§ Exercise details:
Copy every entry precisely.

§ Records for the task:
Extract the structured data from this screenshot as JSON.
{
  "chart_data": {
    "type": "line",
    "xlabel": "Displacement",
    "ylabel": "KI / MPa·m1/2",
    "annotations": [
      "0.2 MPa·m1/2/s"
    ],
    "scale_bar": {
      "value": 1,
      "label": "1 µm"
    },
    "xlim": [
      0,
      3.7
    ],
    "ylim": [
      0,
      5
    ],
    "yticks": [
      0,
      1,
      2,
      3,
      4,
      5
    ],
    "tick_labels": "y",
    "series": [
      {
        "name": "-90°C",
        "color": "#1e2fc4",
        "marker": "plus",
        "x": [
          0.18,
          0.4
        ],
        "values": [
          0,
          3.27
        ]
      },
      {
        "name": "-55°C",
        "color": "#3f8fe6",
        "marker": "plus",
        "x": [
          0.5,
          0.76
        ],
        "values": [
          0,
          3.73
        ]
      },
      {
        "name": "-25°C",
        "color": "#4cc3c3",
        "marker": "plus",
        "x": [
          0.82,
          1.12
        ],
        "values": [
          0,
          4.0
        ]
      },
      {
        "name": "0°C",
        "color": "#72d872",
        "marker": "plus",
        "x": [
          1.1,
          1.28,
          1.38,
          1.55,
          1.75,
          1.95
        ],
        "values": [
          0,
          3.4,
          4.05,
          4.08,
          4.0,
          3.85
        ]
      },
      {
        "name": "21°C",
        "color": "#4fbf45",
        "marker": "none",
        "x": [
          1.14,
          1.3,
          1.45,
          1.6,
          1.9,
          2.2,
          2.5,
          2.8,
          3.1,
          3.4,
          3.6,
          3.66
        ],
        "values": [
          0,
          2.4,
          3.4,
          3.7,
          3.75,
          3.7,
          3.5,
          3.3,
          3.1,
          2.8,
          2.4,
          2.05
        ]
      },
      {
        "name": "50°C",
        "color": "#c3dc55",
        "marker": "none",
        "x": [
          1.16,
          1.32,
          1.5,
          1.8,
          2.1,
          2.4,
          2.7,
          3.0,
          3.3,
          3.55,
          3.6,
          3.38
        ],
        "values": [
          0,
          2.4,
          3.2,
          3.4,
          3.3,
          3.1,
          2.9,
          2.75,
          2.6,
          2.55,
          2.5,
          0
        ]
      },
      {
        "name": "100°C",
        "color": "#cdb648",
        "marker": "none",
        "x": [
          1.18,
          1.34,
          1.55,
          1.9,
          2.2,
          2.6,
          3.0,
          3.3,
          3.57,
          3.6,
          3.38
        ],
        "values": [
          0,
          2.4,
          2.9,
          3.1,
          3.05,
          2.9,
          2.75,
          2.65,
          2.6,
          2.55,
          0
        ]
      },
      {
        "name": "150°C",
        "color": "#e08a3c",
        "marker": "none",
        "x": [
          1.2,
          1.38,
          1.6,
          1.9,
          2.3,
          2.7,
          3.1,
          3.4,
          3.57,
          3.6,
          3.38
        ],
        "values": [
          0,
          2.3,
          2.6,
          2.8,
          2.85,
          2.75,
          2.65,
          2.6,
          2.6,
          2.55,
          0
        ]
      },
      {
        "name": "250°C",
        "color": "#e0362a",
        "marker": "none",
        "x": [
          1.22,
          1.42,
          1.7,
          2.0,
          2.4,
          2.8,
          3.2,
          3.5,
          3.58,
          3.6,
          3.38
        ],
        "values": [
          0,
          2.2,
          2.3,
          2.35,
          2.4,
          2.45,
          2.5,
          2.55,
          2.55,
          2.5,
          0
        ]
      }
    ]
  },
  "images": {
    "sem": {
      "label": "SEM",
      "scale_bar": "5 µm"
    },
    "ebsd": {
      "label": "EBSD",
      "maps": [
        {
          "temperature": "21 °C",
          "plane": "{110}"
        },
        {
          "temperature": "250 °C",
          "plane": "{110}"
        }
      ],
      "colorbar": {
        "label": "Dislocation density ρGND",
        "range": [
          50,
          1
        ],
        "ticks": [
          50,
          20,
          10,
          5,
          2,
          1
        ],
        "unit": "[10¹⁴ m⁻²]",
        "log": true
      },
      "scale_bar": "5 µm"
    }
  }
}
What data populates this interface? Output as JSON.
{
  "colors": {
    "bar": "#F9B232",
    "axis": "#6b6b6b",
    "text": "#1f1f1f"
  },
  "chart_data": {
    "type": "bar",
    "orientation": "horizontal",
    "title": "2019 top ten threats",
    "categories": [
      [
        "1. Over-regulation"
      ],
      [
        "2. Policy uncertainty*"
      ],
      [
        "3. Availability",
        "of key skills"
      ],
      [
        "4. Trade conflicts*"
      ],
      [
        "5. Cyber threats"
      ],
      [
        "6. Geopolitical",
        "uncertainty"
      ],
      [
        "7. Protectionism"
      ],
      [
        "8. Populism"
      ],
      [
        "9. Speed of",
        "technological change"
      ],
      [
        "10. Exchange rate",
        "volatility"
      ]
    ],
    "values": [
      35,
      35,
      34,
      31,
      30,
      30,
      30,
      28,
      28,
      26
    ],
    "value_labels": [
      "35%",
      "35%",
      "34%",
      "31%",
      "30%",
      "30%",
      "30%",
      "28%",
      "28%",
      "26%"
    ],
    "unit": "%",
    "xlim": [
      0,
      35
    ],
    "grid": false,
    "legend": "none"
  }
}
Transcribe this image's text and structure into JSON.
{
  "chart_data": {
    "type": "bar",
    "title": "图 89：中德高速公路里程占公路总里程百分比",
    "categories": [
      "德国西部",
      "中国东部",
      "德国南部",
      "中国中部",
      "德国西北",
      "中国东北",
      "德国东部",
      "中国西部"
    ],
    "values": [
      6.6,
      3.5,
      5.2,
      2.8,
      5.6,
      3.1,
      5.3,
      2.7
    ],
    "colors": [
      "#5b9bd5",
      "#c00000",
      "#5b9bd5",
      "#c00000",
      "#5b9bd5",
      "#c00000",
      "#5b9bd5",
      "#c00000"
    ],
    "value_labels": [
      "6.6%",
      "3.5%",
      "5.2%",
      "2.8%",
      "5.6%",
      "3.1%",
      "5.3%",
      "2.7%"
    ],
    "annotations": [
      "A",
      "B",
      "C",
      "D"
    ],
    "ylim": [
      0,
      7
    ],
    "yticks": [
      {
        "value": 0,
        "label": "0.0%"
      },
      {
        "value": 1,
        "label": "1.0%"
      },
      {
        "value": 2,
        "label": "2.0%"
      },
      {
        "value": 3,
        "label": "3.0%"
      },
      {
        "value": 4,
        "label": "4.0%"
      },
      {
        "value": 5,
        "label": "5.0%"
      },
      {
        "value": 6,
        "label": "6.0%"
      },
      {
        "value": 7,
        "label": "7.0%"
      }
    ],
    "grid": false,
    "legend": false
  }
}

§ Answer:
Extract the structured data from this screenshot as JSON.
{
  "chart_data": {
    "type": "line",
    "xlabel": "Displacement",
    "ylabel": "KI / MPa·m1/2",
    "annotations": [
      "0.2 MPa·m1/2/s"
    ],
    "scale_bar": {
      "value": 1,
      "label": "1 µm"
    },
    "xlim": [
      0,
      3.7
    ],
    "ylim": [
      0,
      5
    ],
    "yticks": [
      0,
      1,
      2,
      3,
      4,
      5
    ],
    "tick_labels": "y",
    "series": [
      {
        "name": "-90°C",
        "color": "#1e2fc4",
        "marker": "plus",
        "x": [
          0.18,
          0.4
        ],
        "values": [
          0,
          3.27
        ]
      },
      {
        "name": "-55°C",
        "color": "#3f8fe6",
        "marker": "plus",
        "x": [
          0.5,
          0.76
        ],
        "values": [
          0,
          3.73
        ]
      },
      {
        "name": "-25°C",
        "color": "#4cc3c3",
        "marker": "plus",
        "x": [
          0.82,
          1.12
        ],
        "values": [
          0,
          4.0
        ]
      },
      {
        "name": "0°C",
        "color": "#72d872",
        "marker": "plus",
        "x": [
          1.1,
          1.28,
          1.38,
          1.55,
          1.75,
          1.95
        ],
        "values": [
          0,
          3.4,
          4.05,
          4.08,
          4.0,
          3.85
        ]
      },
      {
        "name": "21°C",
        "color": "#4fbf45",
        "marker": "none",
        "x": [
          1.14,
          1.3,
          1.45,
          1.6,
          1.9,
          2.2,
          2.5,
          2.8,
          3.1,
          3.4,
          3.6,
          3.66
        ],
        "values": [
          0,
          2.4,
          3.4,
          3.7,
          3.75,
          3.7,
          3.5,
          3.3,
          3.1,
          2.8,
          2.4,
          2.05
        ]
      },
      {
        "name": "50°C",
        "color": "#c3dc55",
        "marker": "none",
        "x": [
          1.16,
          1.32,
          1.5,
          1.8,
          2.1,
          2.4,
          2.7,
          3.0,
          3.3,
          3.55,
          3.6,
          3.38
        ],
        "values": [
          0,
          2.4,
          3.2,
          3.4,
          3.3,
          3.1,
          2.9,
          2.75,
          2.6,
          2.55,
          2.5,
          0
        ]
      },
      {
        "name": "100°C",
        "color": "#cdb648",
        "marker": "none",
        "x": [
          1.18,
          1.34,
          1.55,
          1.9,
          2.2,
          2.6,
          3.0,
          3.3,
          3.57,
          3.6,
          3.38
        ],
        "values": [
          0,
          2.4,
          2.9,
          3.1,
          3.05,
          2.9,
          2.75,
          2.65,
          2.6,
          2.55,
          0
        ]
      },
      {
        "name": "150°C",
        "color": "#e08a3c",
        "marker": "none",
        "x": [
          1.2,
          1.38,
          1.6,
          1.9,
          2.3,
          2.7,
          3.1,
          3.4,
          3.57,
          3.6,
          3.38
        ],
        "values": [
          0,
          2.3,
          2.6,
          2.8,
          2.85,
          2.75,
          2.65,
          2.6,
          2.6,
          2.55,
          0
        ]
      },
      {
        "name": "250°C",
        "color": "#e0362a",
        "marker": "none",
        "x": [
          1.22,
          1.42,
          1.7,
          2.0,
          2.4,
          2.8,
          3.2,
          3.5,
          3.58,
          3.6,
          3.38
        ],
        "values": [
          0,
          2.2,
          2.3,
          2.35,
          2.4,
          2.45,
          2.5,
          2.55,
          2.55,
          2.5,
          0
        ]
      }
    ]
  },
  "images": {
    "sem": {
      "label": "SEM",
      "scale_bar": "5 µm"
    },
    "ebsd": {
      "label": "EBSD",
      "maps": [
        {
          "temperature": "21 °C",
          "plane": "{110}"
        },
        {
          "temperature": "250 °C",
          "plane": "{110}"
        }
      ],
      "colorbar": {
        "label": "Dislocation density ρGND",
        "range": [
          50,
          1
        ],
        "ticks": [
          50,
          20,
          10,
          5,
          2,
          1
        ],
        "unit": "[10¹⁴ m⁻²]",
        "log": true
      },
      "scale_bar": "5 µm"
    }
  }
}
What data populates this interface? Output as JSON.
{
  "colors": {
    "bar": "#F9B232",
    "axis": "#6b6b6b",
    "text": "#1f1f1f"
  },
  "chart_data": {
    "type": "bar",
    "orientation": "horizontal",
    "title": "2019 top ten threats",
    "categories": [
      [
        "1. Over-regulation"
      ],
      [
        "2. Policy uncertainty*"
      ],
      [
        "3. Availability",
        "of key skills"
      ],
      [
        "4. Trade conflicts*"
      ],
      [
        "5. Cyber threats"
      ],
      [
        "6. Geopolitical",
        "uncertainty"
      ],
      [
        "7. Protectionism"
      ],
      [
        "8. Populism"
      ],
      [
        "9. Speed of",
        "technological change"
      ],
      [
        "10. Exchange rate",
        "volatility"
      ]
    ],
    "values": [
      35,
      35,
      34,
      31,
      30,
      30,
      30,
      28,
      28,
      26
    ],
    "value_labels": [
      "35%",
      "35%",
      "34%",
      "31%",
      "30%",
      "30%",
      "30%",
      "28%",
      "28%",
      "26%"
    ],
    "unit": "%",
    "xlim": [
      0,
      35
    ],
    "grid": false,
    "legend": "none"
  }
}
Transcribe this image's text and structure into JSON.
{
  "chart_data": {
    "type": "bar",
    "title": "图 89：中德高速公路里程占公路总里程百分比",
    "categories": [
      "德国西部",
      "中国东部",
      "德国南部",
      "中国中部",
      "德国西北",
      "中国东北",
      "德国东部",
      "中国西部"
    ],
    "values": [
      6.6,
      3.5,
      5.2,
      2.8,
      5.6,
      3.1,
      5.3,
      2.7
    ],
    "colors": [
      "#5b9bd5",
      "#c00000",
      "#5b9bd5",
      "#c00000",
      "#5b9bd5",
      "#c00000",
      "#5b9bd5",
      "#c00000"
    ],
    "value_labels": [
      "6.6%",
      "3.5%",
      "5.2%",
      "2.8%",
      "5.6%",
      "3.1%",
      "5.3%",
      "2.7%"
    ],
    "annotations": [
      "A",
      "B",
      "C",
      "D"
    ],
    "ylim": [
      0,
      7
    ],
    "yticks": [
      {
        "value": 0,
        "label": "0.0%"
      },
      {
        "value": 1,
        "label": "1.0%"
      },
      {
        "value": 2,
        "label": "2.0%"
      },
      {
        "value": 3,
        "label": "3.0%"
      },
      {
        "value": 4,
        "label": "4.0%"
      },
      {
        "value": 5,
        "label": "5.0%"
      },
      {
        "value": 6,
        "label": "6.0%"
      },
      {
        "value": 7,
        "label": "7.0%"
      }
    ],
    "grid": false,
    "legend": false
  }
}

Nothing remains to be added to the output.